◆ **Your objective**
Find each line holding the word "Learn" and give the number of such lines, nothing else.

◆ **Task data**
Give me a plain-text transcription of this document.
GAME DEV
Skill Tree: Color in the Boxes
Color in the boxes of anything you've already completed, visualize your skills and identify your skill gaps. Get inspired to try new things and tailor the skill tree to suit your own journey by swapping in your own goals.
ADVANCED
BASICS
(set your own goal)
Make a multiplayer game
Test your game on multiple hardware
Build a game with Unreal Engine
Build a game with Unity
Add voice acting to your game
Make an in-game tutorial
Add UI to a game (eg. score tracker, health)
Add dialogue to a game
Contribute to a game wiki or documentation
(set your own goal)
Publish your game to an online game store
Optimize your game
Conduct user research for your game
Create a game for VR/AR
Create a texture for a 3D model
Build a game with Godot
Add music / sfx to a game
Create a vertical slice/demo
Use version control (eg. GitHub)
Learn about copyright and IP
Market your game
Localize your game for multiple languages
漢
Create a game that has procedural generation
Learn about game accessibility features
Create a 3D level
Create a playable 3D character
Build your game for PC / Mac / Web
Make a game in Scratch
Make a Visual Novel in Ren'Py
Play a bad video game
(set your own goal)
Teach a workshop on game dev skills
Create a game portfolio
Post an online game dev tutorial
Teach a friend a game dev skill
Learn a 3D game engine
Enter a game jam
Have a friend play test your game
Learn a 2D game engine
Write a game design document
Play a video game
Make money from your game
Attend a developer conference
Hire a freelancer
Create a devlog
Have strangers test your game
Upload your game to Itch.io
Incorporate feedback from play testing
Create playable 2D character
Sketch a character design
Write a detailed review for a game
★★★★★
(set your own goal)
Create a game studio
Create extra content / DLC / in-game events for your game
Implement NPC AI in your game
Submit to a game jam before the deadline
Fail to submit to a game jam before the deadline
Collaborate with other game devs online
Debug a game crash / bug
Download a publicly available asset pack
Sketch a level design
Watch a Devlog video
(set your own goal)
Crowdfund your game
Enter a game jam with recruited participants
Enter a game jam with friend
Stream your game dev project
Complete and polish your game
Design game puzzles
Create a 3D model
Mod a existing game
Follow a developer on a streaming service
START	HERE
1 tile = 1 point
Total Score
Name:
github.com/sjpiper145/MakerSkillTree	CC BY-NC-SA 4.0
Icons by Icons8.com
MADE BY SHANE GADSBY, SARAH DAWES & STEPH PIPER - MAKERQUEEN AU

◆ **Task solution**
4